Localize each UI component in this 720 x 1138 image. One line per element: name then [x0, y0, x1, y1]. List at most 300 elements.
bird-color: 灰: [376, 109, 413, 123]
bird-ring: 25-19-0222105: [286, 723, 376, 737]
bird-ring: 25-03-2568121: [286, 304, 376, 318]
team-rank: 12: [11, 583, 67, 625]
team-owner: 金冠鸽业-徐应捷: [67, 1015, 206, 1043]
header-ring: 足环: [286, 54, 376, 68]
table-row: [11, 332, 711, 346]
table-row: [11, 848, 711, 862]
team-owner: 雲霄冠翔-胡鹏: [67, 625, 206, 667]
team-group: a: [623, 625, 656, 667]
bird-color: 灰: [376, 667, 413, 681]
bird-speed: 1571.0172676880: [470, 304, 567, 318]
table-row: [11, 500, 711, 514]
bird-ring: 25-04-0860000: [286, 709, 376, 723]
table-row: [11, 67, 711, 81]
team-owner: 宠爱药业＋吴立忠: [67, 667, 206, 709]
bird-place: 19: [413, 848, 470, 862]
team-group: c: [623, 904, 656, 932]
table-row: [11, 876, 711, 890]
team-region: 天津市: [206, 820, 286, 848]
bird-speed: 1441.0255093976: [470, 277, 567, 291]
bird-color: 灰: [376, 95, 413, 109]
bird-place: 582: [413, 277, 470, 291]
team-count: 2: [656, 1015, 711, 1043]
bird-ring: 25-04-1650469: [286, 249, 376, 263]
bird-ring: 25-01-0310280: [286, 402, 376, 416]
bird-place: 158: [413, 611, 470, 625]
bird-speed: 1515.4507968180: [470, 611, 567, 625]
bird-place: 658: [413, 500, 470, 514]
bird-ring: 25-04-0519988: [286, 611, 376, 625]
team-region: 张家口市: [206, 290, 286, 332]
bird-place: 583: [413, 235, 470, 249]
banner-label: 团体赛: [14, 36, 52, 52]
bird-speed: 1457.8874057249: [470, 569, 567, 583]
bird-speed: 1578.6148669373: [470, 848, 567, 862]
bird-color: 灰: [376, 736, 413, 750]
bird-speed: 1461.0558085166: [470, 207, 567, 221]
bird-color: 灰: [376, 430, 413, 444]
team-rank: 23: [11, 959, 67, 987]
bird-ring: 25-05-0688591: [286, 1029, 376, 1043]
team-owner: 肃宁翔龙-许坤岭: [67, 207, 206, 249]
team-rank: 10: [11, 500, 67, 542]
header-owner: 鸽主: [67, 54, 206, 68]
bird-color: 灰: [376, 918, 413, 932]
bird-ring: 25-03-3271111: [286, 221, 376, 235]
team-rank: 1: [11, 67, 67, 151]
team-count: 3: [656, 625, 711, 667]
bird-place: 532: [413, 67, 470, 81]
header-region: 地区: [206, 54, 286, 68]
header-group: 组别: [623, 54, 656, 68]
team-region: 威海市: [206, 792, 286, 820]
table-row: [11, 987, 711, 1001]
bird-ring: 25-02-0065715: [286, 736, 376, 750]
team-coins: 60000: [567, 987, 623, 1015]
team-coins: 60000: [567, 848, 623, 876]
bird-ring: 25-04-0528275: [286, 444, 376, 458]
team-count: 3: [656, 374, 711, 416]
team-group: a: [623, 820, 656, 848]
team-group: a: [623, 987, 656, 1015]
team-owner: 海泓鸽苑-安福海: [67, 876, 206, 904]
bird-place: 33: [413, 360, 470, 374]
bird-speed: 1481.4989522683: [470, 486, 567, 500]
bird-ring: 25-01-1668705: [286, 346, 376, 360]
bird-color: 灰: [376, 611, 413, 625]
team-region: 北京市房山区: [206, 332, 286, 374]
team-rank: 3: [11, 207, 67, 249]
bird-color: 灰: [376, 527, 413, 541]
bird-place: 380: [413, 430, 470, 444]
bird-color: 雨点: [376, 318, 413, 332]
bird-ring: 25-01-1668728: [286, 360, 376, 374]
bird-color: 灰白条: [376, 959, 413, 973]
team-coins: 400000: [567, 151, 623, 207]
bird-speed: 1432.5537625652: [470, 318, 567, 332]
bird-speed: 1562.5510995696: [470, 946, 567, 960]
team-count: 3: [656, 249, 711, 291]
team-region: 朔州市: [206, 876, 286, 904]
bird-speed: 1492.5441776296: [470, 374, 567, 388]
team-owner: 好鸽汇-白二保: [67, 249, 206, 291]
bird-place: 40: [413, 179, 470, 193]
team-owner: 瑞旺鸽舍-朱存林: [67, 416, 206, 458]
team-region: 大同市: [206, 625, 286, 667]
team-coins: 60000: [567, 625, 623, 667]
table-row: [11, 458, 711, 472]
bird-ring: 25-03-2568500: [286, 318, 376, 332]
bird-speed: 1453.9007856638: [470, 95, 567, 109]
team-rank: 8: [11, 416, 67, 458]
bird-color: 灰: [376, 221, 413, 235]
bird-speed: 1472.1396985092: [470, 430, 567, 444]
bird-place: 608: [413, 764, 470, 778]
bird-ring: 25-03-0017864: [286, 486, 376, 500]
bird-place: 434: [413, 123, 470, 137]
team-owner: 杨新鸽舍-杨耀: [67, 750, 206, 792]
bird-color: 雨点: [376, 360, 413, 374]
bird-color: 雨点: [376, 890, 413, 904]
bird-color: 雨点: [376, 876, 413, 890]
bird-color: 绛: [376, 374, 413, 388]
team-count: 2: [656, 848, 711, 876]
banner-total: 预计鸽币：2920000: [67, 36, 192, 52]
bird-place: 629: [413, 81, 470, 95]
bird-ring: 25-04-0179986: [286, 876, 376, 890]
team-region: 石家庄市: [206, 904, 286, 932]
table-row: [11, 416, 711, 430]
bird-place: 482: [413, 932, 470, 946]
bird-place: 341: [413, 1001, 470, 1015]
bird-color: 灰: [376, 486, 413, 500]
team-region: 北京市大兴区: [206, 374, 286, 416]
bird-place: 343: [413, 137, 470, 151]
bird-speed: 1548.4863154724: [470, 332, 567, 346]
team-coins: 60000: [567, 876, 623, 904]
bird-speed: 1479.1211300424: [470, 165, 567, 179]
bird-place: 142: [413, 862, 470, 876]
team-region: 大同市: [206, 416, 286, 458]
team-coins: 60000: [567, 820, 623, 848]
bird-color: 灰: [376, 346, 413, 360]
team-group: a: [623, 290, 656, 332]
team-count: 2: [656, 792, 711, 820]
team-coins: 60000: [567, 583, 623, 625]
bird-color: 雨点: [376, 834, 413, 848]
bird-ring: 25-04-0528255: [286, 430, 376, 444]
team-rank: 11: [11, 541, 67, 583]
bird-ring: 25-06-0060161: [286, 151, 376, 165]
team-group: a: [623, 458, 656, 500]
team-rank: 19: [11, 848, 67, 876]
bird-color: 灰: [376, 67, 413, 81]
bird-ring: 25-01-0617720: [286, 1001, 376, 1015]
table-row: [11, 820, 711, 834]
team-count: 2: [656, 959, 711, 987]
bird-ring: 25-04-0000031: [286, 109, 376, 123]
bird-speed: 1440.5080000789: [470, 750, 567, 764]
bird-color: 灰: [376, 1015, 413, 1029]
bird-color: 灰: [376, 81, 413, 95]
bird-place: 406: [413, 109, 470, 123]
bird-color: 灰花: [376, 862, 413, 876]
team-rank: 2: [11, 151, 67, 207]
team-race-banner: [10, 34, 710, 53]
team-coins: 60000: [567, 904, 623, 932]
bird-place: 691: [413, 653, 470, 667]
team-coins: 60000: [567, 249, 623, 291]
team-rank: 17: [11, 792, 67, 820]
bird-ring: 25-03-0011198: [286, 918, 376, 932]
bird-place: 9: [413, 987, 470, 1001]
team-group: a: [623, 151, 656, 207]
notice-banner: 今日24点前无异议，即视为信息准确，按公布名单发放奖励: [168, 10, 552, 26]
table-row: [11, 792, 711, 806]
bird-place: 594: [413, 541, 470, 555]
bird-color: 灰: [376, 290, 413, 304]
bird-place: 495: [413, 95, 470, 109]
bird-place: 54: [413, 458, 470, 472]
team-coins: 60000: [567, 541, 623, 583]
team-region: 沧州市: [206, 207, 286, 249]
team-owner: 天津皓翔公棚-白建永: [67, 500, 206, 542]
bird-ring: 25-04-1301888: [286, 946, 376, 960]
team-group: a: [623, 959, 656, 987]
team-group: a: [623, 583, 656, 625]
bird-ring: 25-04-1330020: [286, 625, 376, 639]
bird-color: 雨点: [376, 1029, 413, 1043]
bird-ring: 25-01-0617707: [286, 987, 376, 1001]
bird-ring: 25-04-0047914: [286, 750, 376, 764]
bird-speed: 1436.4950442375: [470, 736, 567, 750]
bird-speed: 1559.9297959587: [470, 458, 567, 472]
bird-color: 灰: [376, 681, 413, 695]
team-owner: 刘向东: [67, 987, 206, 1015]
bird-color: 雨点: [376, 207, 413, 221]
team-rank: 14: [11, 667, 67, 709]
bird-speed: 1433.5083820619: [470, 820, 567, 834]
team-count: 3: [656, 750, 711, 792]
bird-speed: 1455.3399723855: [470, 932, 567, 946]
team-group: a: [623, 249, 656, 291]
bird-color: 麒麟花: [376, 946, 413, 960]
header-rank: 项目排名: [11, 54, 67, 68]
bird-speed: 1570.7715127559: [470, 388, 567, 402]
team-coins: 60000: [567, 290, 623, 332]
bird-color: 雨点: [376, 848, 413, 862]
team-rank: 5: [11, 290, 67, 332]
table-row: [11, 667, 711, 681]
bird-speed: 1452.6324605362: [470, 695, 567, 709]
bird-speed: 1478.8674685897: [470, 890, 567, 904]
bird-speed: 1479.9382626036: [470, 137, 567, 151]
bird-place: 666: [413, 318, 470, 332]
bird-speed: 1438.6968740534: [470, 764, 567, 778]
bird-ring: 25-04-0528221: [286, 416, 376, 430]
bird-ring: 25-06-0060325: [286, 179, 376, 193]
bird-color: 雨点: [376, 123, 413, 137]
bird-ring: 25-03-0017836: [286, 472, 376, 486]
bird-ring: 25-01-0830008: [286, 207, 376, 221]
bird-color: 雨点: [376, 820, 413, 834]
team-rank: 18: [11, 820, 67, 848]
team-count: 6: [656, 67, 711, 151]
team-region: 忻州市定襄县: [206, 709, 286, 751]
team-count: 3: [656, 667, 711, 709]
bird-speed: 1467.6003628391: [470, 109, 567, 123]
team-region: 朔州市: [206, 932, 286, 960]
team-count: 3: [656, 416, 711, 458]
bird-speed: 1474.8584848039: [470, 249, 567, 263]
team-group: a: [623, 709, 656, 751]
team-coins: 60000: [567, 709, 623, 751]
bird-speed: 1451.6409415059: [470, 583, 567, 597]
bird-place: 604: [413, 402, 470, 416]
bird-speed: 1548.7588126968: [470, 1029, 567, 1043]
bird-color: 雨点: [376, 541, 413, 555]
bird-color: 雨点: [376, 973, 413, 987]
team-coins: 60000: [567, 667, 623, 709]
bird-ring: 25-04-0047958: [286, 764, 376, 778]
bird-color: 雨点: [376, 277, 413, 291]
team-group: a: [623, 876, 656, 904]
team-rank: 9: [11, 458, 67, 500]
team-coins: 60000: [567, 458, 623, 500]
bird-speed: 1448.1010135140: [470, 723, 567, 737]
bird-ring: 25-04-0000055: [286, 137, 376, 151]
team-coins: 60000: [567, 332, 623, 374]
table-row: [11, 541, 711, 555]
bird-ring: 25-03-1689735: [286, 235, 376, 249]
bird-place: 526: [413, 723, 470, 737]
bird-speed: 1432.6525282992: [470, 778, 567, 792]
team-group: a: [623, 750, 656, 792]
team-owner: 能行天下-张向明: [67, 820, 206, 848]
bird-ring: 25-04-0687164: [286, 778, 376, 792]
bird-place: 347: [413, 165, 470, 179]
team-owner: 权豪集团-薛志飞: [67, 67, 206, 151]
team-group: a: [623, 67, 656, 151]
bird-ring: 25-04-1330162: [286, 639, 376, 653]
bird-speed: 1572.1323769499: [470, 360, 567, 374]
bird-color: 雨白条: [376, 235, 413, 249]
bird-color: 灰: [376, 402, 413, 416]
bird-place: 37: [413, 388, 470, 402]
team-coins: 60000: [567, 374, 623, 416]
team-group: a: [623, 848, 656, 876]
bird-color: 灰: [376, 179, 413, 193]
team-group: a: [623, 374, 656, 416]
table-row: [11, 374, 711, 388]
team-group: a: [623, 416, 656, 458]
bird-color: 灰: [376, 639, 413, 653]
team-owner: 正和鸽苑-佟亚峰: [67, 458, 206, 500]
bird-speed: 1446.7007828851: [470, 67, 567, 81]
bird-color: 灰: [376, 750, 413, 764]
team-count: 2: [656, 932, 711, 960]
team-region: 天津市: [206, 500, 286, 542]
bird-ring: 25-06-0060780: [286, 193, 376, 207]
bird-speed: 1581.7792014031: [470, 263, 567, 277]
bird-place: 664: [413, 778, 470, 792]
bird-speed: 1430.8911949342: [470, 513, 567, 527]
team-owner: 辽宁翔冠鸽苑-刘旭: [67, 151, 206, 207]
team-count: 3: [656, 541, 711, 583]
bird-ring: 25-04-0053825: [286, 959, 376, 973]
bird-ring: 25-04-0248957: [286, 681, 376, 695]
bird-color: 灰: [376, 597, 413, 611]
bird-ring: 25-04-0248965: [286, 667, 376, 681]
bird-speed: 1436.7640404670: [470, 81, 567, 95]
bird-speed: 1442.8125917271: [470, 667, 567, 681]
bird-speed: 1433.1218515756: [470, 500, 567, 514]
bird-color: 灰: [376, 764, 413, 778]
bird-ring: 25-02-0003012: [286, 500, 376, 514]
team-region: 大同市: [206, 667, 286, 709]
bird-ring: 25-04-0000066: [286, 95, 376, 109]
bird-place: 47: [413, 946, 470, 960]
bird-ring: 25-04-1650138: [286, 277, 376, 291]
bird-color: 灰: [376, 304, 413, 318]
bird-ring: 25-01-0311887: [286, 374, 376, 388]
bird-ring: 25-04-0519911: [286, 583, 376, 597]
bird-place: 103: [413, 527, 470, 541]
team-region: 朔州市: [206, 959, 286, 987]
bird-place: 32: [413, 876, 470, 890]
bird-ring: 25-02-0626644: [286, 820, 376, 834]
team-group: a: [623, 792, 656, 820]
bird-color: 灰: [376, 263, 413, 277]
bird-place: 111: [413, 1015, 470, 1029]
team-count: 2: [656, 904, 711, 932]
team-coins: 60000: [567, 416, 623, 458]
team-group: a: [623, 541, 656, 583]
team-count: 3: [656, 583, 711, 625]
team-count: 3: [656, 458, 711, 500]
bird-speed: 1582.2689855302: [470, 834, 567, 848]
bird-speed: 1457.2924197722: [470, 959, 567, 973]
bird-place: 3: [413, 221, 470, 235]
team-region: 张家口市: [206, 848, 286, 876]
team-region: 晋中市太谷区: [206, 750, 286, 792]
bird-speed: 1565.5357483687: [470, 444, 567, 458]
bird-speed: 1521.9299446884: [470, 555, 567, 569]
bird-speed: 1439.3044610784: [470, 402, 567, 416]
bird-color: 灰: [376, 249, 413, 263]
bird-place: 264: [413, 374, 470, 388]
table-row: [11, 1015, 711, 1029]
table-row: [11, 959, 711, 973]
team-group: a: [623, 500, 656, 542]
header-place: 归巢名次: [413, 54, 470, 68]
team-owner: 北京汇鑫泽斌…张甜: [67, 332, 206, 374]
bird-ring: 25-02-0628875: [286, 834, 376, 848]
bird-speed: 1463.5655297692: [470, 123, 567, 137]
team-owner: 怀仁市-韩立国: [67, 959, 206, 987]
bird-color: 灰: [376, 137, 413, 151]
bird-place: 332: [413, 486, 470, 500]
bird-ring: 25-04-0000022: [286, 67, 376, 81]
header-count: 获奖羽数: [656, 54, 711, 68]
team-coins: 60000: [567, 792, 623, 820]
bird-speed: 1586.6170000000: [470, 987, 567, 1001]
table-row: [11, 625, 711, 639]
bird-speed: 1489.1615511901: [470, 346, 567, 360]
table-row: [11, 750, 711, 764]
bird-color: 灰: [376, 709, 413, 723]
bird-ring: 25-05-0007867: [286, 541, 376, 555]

^^^^^^^^^^^^^^^^

What you are asked to do: Repeat the data from its first line through the line containing "bird-speed: 1441.0255093976: [470, 277, 567, 291]", inclusive, changing every "table-row" to "grid-row" and leaving everything else untouched.

Full output:
Localize each UI component in this 720 x 1138 image. One line per element: name then [x0, y0, x1, y1]. List at most 300 elements.
bird-color: 灰: [376, 109, 413, 123]
bird-ring: 25-19-0222105: [286, 723, 376, 737]
bird-ring: 25-03-2568121: [286, 304, 376, 318]
team-rank: 12: [11, 583, 67, 625]
team-owner: 金冠鸽业-徐应捷: [67, 1015, 206, 1043]
header-ring: 足环: [286, 54, 376, 68]
grid-row: [11, 332, 711, 346]
grid-row: [11, 848, 711, 862]
team-owner: 雲霄冠翔-胡鹏: [67, 625, 206, 667]
team-group: a: [623, 625, 656, 667]
bird-color: 灰: [376, 667, 413, 681]
bird-speed: 1571.0172676880: [470, 304, 567, 318]
grid-row: [11, 500, 711, 514]
bird-ring: 25-04-0860000: [286, 709, 376, 723]
grid-row: [11, 67, 711, 81]
team-owner: 宠爱药业＋吴立忠: [67, 667, 206, 709]
bird-place: 19: [413, 848, 470, 862]
team-group: c: [623, 904, 656, 932]
grid-row: [11, 876, 711, 890]
team-region: 天津市: [206, 820, 286, 848]
bird-speed: 1441.0255093976: [470, 277, 567, 291]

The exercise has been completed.